§ **EXERCISE INSTRUCTIONS**:
Look below and pull out each line with the word "type".

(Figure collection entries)

· · · · ·

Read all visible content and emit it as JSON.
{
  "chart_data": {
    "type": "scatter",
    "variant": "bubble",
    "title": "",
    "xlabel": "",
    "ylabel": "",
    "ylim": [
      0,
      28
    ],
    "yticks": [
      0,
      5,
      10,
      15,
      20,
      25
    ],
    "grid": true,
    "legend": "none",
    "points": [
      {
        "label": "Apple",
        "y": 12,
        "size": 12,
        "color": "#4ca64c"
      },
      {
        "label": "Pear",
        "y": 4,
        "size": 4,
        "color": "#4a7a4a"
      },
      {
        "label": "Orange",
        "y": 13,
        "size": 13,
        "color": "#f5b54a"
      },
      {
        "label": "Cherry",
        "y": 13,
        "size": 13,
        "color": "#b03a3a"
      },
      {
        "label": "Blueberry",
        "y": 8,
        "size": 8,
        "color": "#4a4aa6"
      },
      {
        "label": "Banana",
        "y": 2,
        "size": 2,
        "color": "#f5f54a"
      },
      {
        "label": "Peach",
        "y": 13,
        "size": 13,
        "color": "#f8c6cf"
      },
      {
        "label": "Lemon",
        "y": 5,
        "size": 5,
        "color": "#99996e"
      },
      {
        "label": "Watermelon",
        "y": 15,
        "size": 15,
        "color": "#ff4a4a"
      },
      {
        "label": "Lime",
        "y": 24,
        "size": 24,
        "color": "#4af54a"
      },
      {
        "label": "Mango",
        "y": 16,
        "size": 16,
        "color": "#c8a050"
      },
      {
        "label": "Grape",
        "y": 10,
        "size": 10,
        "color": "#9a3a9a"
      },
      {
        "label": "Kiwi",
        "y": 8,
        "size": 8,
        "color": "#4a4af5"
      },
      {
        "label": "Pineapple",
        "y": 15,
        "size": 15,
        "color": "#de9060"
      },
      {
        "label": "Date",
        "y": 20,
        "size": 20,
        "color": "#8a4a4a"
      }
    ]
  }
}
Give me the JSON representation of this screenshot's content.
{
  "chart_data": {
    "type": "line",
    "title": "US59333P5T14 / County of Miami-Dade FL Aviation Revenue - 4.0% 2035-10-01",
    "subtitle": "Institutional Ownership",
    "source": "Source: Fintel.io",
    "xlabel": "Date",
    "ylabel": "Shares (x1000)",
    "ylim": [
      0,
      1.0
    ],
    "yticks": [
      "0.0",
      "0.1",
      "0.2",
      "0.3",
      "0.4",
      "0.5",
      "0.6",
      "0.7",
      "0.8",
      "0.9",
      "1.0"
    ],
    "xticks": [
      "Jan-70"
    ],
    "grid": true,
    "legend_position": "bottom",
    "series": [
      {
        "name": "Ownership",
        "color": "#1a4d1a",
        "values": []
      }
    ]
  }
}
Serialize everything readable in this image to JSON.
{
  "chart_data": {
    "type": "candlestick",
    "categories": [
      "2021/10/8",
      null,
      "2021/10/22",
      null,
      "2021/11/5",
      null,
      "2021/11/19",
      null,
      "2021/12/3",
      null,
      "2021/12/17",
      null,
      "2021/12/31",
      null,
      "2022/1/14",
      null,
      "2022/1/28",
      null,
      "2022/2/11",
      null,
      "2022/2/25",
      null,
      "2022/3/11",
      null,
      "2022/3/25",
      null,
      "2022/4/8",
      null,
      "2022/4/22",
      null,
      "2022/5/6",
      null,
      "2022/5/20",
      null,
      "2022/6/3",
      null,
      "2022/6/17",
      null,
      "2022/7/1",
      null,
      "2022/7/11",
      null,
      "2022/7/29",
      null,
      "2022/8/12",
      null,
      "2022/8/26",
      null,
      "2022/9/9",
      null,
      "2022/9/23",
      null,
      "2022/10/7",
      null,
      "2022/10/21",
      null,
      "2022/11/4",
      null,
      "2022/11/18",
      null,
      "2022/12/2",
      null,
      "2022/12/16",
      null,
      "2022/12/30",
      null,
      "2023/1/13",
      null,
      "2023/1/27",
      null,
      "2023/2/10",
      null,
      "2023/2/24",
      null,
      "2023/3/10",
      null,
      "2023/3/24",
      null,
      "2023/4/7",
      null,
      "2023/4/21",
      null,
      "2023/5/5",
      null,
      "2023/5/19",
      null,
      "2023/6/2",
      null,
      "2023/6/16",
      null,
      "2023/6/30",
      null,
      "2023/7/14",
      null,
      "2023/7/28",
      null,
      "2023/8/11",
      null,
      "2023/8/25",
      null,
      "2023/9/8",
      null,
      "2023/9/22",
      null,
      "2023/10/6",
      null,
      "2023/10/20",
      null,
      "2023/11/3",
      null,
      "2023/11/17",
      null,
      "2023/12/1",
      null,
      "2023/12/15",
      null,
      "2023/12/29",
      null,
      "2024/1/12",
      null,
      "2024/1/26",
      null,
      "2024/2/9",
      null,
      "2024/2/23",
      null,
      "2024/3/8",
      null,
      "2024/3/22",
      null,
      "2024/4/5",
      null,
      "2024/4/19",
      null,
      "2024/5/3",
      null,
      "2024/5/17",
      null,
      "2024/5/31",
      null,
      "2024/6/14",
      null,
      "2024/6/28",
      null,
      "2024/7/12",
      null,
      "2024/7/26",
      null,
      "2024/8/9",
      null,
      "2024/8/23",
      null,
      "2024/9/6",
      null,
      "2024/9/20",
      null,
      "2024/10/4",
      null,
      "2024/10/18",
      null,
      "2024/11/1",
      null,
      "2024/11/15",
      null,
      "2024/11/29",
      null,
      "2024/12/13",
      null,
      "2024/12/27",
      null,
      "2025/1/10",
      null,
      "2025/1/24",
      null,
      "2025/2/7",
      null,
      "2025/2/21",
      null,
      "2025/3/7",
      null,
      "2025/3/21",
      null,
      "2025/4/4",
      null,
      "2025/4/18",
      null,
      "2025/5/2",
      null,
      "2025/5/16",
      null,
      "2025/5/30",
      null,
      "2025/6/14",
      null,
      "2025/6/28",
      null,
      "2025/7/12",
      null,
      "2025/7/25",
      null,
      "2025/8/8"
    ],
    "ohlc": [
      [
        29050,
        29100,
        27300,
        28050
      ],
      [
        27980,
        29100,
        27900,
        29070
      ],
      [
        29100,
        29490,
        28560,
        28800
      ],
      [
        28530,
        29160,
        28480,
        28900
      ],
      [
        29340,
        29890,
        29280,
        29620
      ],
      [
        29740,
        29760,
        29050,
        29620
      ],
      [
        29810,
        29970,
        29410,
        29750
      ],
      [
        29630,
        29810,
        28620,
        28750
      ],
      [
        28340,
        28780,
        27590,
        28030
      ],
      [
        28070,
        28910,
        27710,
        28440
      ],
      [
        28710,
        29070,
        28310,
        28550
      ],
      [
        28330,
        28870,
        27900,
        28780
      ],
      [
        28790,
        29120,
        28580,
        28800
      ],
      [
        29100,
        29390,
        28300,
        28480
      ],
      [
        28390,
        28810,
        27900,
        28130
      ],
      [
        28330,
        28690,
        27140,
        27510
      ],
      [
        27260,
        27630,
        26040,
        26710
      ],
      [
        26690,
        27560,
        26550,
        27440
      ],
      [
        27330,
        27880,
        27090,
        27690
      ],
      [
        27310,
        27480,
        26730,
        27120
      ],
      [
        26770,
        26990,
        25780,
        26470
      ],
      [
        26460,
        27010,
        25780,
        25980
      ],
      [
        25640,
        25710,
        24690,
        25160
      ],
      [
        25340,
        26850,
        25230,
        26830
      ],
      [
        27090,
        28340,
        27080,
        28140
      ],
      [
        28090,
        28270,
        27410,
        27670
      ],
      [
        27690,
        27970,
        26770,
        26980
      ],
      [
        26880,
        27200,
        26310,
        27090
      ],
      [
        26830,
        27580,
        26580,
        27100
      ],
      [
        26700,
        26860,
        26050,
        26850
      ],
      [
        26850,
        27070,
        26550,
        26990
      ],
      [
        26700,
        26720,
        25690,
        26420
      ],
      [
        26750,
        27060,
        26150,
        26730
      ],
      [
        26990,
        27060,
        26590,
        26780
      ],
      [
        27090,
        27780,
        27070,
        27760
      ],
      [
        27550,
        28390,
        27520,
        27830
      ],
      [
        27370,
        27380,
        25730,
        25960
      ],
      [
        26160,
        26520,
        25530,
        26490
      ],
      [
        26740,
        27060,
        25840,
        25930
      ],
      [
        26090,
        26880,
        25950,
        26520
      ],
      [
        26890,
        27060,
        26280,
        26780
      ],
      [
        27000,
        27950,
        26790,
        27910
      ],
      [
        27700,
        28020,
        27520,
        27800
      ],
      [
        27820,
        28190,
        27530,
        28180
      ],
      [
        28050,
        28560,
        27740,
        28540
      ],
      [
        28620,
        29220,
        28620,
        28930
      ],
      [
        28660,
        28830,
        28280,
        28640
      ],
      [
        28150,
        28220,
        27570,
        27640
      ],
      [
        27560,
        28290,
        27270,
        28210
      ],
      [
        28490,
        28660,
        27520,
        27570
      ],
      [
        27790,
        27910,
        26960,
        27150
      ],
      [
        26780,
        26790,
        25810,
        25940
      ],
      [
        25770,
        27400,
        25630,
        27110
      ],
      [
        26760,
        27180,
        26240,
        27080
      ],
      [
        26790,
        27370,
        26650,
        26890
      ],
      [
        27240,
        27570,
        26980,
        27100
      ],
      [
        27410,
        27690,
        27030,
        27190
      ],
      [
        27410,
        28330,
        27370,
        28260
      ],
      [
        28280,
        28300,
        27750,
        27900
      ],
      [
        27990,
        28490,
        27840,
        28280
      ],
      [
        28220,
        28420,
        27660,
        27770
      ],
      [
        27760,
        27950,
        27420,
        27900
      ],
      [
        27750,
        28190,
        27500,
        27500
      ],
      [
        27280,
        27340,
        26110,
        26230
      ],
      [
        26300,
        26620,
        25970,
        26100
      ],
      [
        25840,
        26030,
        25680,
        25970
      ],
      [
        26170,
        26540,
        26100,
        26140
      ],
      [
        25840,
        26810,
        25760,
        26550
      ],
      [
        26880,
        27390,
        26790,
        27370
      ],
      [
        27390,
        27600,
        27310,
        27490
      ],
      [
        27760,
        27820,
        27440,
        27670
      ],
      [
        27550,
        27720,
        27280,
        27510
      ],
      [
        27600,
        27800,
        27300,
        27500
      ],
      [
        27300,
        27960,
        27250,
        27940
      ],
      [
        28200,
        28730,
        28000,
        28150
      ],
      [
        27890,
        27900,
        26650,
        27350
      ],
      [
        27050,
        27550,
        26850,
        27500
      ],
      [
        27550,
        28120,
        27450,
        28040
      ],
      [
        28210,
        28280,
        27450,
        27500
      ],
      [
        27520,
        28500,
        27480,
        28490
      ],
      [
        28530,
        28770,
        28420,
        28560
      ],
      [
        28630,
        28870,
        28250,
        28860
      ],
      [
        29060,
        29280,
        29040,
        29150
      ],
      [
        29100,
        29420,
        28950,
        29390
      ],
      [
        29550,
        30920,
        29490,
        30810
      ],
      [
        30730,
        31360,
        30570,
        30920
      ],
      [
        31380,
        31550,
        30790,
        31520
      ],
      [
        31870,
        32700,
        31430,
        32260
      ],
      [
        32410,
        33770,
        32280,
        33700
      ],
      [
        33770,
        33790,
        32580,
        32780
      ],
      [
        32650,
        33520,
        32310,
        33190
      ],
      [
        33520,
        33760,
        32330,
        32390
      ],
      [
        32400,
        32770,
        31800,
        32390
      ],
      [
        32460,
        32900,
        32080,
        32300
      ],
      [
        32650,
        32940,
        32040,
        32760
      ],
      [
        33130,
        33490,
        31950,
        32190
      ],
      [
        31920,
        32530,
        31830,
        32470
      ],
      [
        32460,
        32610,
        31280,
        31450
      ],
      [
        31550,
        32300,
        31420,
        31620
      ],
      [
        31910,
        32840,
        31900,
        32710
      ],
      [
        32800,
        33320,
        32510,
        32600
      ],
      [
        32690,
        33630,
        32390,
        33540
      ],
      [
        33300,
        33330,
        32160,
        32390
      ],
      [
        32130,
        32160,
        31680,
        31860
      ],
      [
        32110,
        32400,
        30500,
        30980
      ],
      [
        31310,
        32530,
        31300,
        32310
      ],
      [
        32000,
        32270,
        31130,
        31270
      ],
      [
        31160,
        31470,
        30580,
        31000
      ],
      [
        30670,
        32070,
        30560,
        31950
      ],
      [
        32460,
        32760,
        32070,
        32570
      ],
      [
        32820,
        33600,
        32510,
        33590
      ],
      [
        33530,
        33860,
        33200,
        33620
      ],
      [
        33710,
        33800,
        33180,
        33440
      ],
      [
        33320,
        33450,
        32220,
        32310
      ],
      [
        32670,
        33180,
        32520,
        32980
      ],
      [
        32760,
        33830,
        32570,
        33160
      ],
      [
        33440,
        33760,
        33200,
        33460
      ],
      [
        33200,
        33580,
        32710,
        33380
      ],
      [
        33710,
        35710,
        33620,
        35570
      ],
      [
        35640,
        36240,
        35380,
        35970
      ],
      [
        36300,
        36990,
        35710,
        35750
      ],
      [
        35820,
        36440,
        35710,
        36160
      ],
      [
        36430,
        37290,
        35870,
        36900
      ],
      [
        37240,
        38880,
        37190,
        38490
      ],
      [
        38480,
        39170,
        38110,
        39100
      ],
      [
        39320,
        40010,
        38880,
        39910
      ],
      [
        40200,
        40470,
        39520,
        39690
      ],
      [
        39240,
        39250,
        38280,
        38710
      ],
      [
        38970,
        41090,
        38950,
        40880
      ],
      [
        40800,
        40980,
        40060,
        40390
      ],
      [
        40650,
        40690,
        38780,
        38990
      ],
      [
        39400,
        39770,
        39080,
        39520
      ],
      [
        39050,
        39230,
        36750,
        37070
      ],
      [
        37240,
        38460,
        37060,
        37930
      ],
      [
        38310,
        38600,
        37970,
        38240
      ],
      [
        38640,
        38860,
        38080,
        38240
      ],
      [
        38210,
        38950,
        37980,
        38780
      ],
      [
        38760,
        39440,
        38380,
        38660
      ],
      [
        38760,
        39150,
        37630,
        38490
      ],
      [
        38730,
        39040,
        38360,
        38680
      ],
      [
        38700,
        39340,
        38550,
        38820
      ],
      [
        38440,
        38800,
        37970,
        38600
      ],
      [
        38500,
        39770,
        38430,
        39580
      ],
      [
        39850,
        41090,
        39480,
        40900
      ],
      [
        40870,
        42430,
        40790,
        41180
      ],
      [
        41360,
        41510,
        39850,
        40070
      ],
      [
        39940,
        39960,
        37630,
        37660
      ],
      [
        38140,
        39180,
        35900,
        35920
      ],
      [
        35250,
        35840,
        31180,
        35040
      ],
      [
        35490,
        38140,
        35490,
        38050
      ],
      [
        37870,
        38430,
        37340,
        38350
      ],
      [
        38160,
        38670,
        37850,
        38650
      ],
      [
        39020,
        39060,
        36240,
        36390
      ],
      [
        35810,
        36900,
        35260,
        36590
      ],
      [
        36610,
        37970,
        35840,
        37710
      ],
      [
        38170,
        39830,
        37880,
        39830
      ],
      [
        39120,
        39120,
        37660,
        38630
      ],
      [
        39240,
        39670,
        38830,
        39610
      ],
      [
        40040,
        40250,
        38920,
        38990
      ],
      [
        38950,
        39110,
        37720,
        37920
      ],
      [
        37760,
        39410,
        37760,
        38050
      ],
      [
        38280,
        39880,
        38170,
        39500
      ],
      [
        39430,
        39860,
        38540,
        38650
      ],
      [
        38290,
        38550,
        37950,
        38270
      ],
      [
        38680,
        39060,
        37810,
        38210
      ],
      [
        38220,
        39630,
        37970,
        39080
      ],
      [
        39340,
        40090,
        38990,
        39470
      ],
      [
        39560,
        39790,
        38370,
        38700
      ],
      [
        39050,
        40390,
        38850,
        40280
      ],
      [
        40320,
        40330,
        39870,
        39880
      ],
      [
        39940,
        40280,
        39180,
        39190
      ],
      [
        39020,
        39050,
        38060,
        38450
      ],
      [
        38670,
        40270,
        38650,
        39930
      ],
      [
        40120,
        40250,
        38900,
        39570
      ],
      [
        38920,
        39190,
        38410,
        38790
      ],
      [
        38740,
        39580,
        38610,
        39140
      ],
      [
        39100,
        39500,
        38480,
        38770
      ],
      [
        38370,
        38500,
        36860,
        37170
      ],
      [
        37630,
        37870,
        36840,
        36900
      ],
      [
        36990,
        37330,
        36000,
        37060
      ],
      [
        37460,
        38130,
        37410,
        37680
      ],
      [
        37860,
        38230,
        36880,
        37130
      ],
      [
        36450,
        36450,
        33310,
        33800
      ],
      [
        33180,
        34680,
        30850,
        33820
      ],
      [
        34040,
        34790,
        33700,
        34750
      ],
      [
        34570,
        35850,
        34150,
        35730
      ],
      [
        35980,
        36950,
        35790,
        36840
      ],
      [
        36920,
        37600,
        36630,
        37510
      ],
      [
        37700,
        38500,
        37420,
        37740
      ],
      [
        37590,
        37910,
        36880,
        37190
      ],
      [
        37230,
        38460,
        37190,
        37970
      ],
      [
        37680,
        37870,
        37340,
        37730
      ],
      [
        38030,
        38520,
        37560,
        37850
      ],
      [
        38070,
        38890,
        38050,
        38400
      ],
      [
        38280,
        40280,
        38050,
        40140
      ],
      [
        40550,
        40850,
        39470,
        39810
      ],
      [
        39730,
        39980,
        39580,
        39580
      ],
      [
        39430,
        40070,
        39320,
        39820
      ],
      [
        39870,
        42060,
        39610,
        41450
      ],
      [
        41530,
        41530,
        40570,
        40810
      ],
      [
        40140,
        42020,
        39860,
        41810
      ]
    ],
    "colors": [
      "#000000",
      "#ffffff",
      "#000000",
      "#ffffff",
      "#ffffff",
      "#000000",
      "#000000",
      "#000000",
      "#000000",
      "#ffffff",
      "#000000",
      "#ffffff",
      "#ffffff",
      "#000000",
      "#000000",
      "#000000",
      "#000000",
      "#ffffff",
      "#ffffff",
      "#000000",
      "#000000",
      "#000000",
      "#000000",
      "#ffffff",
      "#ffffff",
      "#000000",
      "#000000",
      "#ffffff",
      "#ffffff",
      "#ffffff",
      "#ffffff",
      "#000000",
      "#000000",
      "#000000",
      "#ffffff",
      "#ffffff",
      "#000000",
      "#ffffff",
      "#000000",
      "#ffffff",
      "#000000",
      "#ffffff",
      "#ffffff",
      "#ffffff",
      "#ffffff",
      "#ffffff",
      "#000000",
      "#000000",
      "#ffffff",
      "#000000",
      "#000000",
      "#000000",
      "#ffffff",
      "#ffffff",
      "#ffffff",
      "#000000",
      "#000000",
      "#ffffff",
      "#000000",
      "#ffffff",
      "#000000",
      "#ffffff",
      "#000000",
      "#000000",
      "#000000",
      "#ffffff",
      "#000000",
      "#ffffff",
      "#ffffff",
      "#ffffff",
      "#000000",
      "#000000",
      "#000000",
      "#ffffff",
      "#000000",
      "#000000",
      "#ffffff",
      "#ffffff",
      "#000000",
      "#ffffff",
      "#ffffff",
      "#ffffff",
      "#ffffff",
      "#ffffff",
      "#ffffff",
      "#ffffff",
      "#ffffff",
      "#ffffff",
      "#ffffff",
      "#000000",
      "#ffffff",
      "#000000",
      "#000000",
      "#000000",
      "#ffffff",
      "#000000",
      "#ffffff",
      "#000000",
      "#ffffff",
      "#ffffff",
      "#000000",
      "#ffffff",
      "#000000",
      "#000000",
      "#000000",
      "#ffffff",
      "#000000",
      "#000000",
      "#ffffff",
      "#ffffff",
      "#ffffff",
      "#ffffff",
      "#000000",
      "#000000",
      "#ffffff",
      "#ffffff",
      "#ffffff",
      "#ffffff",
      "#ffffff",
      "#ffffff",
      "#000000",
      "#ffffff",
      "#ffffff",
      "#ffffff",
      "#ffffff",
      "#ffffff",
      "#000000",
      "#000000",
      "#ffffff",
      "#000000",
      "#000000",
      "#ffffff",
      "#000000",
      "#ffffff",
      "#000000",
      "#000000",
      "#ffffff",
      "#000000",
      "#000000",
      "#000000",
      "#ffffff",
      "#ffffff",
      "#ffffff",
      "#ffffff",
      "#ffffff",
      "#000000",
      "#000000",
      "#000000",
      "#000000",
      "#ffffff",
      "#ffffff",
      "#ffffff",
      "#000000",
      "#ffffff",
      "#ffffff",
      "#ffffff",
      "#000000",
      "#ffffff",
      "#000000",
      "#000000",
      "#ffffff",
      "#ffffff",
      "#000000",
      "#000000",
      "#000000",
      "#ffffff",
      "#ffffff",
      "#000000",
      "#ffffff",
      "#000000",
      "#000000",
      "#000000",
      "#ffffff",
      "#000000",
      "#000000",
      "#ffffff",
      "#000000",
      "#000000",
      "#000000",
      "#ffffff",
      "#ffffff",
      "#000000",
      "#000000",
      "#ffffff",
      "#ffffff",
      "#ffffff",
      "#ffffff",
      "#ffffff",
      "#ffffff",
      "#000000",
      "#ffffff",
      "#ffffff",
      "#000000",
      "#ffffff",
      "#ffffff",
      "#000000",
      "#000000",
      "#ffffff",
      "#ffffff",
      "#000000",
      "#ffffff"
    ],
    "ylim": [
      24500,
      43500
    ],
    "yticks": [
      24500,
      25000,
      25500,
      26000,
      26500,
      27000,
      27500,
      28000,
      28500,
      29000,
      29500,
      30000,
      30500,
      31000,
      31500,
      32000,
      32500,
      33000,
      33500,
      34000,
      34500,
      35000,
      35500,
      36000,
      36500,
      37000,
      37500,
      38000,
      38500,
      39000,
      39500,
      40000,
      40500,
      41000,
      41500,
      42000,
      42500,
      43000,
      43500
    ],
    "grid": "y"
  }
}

· · · · ·

§ **TASK RESULT**:
    "type": "scatter",
    "type": "line",
    "type": "candlestick",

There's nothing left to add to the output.